SHORT TASK: Work out how many lines in the listing below include the word "Nähe"; answer with the number alone.

AVAILABLE RECORDS:
# # #

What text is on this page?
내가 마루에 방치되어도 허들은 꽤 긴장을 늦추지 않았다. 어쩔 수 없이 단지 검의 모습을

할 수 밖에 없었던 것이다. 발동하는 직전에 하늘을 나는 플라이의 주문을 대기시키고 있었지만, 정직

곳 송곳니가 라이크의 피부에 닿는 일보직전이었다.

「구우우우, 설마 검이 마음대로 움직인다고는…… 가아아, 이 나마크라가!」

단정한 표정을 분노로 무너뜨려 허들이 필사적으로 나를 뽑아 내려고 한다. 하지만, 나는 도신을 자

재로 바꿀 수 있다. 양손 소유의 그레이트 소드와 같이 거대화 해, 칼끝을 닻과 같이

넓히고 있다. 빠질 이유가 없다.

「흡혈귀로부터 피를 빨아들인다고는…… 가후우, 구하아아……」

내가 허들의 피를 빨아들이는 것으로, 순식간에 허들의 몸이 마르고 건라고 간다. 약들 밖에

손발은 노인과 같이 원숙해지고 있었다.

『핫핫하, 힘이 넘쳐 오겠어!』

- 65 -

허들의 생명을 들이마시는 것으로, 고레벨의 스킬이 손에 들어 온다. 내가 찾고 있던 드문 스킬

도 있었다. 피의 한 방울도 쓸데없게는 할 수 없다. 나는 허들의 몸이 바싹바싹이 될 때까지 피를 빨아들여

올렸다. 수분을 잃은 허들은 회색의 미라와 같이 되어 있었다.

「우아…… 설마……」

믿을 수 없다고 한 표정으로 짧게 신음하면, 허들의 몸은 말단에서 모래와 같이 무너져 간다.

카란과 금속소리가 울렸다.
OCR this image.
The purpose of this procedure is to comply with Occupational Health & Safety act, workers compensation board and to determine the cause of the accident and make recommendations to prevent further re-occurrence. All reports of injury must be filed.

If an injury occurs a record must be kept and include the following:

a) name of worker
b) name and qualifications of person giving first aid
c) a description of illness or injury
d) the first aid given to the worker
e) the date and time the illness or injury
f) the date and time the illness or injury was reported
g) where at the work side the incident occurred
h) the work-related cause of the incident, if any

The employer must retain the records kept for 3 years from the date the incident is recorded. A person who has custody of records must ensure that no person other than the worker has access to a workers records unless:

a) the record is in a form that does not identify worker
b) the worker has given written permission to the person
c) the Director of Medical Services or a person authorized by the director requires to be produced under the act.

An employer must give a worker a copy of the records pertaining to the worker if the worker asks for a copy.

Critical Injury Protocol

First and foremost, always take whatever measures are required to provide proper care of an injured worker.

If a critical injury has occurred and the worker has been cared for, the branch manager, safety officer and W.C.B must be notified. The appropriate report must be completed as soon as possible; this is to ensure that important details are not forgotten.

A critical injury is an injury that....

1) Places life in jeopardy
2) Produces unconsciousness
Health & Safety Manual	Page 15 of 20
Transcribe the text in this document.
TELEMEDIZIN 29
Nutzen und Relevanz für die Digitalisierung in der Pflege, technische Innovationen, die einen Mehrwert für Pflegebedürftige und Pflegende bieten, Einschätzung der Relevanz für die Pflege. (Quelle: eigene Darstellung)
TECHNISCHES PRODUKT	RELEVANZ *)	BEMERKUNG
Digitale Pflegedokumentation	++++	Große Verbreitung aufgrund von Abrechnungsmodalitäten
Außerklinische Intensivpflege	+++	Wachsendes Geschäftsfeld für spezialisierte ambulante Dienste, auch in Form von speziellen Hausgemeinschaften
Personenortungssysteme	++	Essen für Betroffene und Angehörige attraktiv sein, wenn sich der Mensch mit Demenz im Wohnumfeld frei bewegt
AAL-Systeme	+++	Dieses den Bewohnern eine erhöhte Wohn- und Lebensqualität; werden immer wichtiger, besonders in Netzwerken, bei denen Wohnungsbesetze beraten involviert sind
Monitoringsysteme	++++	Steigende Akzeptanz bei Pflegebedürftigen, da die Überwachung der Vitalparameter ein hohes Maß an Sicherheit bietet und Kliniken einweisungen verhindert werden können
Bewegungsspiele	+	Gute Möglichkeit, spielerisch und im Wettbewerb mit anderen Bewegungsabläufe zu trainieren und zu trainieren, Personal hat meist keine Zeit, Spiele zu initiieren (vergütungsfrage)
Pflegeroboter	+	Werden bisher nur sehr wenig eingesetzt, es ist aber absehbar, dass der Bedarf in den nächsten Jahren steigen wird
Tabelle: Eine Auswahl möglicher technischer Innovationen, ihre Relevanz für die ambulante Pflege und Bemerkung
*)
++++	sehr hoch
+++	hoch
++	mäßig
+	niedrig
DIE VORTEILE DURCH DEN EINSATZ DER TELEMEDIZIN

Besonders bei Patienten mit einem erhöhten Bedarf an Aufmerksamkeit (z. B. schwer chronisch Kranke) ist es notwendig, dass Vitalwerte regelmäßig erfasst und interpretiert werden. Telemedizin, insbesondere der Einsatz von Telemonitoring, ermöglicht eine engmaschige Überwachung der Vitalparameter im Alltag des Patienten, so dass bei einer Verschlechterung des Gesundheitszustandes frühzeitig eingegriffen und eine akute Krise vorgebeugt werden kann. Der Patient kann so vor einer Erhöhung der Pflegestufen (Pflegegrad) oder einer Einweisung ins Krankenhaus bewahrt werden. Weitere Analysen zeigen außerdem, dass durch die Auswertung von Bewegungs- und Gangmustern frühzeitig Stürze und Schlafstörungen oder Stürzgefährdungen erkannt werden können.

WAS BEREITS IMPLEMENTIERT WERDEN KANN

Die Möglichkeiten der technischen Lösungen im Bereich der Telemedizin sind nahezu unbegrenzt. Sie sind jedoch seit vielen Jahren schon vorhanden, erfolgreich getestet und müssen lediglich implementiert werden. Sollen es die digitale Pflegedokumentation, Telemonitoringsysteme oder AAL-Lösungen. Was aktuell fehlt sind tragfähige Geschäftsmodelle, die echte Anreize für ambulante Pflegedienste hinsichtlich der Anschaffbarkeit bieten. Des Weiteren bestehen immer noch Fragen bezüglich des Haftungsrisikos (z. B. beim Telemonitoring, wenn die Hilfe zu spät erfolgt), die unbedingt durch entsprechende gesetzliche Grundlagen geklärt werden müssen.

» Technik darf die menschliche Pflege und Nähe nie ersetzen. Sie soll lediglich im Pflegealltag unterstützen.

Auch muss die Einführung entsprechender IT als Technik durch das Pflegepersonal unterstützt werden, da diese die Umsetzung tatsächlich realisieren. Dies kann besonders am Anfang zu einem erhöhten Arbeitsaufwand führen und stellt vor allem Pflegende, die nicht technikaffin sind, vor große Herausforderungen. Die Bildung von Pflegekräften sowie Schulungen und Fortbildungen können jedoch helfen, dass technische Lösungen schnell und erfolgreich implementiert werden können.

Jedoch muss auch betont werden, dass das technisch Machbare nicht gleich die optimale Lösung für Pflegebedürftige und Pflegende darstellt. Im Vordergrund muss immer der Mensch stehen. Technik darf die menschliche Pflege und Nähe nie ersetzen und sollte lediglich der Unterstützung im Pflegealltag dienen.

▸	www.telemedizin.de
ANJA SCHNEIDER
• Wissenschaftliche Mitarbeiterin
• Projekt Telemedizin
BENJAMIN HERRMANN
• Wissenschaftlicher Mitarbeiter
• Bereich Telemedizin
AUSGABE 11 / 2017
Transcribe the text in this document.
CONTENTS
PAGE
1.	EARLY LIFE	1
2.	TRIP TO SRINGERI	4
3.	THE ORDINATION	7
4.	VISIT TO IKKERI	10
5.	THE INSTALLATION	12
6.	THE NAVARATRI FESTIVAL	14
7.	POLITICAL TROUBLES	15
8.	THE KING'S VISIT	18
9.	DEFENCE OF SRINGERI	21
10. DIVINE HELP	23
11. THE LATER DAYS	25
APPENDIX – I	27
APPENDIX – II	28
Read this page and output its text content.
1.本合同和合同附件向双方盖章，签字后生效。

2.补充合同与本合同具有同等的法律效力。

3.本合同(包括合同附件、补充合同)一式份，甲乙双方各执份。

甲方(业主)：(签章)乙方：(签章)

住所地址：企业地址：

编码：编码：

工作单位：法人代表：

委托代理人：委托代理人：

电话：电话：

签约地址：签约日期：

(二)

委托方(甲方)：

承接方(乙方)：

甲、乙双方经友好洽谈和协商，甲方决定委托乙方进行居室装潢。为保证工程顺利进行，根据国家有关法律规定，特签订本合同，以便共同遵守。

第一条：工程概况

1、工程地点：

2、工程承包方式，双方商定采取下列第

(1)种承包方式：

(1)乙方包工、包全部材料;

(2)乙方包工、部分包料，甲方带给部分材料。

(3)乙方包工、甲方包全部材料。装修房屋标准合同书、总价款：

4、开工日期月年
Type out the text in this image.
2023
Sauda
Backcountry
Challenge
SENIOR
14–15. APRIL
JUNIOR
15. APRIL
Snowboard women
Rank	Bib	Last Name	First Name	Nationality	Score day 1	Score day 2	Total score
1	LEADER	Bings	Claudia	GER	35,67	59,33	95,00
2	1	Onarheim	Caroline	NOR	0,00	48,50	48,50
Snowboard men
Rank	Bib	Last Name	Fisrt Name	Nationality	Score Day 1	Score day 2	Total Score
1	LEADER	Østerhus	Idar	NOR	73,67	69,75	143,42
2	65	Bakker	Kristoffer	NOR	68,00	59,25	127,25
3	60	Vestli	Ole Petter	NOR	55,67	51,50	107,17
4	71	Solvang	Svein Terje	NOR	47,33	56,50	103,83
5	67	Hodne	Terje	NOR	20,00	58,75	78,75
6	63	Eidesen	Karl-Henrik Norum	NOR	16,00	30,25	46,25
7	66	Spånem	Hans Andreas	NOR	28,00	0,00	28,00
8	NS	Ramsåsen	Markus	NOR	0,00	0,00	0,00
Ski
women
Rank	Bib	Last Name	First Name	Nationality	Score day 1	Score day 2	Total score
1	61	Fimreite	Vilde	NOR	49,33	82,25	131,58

# # #

WRITTEN REPLY: 2